◆ Directions for this task:
In the entries that follow, find the word "Quick" and report each line it is on.
>> Start Data section
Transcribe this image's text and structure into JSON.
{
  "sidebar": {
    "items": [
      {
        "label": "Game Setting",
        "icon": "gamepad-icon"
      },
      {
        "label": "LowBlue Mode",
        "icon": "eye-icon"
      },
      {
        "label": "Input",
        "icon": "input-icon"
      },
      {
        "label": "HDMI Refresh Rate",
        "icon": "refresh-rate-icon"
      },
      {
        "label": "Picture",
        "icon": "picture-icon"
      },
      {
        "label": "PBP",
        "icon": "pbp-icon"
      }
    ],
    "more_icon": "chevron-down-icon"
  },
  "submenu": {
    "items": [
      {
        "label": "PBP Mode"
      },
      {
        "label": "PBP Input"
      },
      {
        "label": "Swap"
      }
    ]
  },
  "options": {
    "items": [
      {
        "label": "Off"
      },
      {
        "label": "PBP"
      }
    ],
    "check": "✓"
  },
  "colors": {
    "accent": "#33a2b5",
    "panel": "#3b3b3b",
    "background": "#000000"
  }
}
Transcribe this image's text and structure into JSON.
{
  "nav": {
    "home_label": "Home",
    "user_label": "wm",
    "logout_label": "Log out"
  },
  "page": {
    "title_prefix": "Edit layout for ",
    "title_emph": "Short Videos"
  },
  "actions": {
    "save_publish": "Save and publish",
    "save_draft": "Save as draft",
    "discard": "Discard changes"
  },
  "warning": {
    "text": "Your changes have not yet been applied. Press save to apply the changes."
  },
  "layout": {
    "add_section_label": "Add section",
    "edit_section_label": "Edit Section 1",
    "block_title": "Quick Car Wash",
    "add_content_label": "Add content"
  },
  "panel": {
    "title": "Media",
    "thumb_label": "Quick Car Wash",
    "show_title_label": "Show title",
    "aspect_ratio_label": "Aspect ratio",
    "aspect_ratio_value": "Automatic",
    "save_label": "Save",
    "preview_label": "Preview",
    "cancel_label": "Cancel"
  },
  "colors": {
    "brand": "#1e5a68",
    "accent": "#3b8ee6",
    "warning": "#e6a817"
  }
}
>> End Data section
◆ Solution to this task:
    "block_title": "Quick Car Wash",
    "thumb_label": "Quick Car Wash",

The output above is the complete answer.